-- BEGIN Source material --

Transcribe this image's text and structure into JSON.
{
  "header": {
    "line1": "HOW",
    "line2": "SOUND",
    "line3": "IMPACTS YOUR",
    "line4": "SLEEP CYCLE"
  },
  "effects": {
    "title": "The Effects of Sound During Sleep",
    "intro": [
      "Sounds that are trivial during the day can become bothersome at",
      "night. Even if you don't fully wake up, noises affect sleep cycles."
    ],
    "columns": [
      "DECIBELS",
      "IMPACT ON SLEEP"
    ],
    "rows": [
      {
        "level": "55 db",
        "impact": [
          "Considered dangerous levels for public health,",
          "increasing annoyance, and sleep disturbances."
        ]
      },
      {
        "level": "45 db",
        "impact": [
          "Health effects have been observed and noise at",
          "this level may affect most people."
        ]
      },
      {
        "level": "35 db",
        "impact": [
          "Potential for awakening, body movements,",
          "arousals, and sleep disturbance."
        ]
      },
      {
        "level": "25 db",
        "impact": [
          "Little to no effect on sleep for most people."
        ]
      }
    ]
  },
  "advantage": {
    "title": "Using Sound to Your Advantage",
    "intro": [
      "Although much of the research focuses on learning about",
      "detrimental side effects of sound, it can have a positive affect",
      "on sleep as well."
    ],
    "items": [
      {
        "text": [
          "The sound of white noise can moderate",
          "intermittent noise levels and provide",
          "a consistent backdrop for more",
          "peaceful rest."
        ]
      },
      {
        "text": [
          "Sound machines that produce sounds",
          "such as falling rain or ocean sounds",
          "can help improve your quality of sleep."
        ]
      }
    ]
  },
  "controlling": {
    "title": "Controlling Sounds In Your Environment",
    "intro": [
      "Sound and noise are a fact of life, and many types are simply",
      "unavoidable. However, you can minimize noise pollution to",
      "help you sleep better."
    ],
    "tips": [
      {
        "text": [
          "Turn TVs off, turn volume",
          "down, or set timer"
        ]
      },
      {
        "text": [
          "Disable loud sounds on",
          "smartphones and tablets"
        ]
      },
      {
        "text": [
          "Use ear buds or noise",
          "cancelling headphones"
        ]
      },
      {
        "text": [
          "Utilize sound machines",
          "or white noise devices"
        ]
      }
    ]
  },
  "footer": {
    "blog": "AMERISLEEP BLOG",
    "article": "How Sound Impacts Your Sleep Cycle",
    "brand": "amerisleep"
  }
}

-- END Source material --

*Aim of the exercise*
Give the material above again, word for word.

*Solution below*
Transcribe this image's text and structure into JSON.
{
  "header": {
    "line1": "HOW",
    "line2": "SOUND",
    "line3": "IMPACTS YOUR",
    "line4": "SLEEP CYCLE"
  },
  "effects": {
    "title": "The Effects of Sound During Sleep",
    "intro": [
      "Sounds that are trivial during the day can become bothersome at",
      "night. Even if you don't fully wake up, noises affect sleep cycles."
    ],
    "columns": [
      "DECIBELS",
      "IMPACT ON SLEEP"
    ],
    "rows": [
      {
        "level": "55 db",
        "impact": [
          "Considered dangerous levels for public health,",
          "increasing annoyance, and sleep disturbances."
        ]
      },
      {
        "level": "45 db",
        "impact": [
          "Health effects have been observed and noise at",
          "this level may affect most people."
        ]
      },
      {
        "level": "35 db",
        "impact": [
          "Potential for awakening, body movements,",
          "arousals, and sleep disturbance."
        ]
      },
      {
        "level": "25 db",
        "impact": [
          "Little to no effect on sleep for most people."
        ]
      }
    ]
  },
  "advantage": {
    "title": "Using Sound to Your Advantage",
    "intro": [
      "Although much of the research focuses on learning about",
      "detrimental side effects of sound, it can have a positive affect",
      "on sleep as well."
    ],
    "items": [
      {
        "text": [
          "The sound of white noise can moderate",
          "intermittent noise levels and provide",
          "a consistent backdrop for more",
          "peaceful rest."
        ]
      },
      {
        "text": [
          "Sound machines that produce sounds",
          "such as falling rain or ocean sounds",
          "can help improve your quality of sleep."
        ]
      }
    ]
  },
  "controlling": {
    "title": "Controlling Sounds In Your Environment",
    "intro": [
      "Sound and noise are a fact of life, and many types are simply",
      "unavoidable. However, you can minimize noise pollution to",
      "help you sleep better."
    ],
    "tips": [
      {
        "text": [
          "Turn TVs off, turn volume",
          "down, or set timer"
        ]
      },
      {
        "text": [
          "Disable loud sounds on",
          "smartphones and tablets"
        ]
      },
      {
        "text": [
          "Use ear buds or noise",
          "cancelling headphones"
        ]
      },
      {
        "text": [
          "Utilize sound machines",
          "or white noise devices"
        ]
      }
    ]
  },
  "footer": {
    "blog": "AMERISLEEP BLOG",
    "article": "How Sound Impacts Your Sleep Cycle",
    "brand": "amerisleep"
  }
}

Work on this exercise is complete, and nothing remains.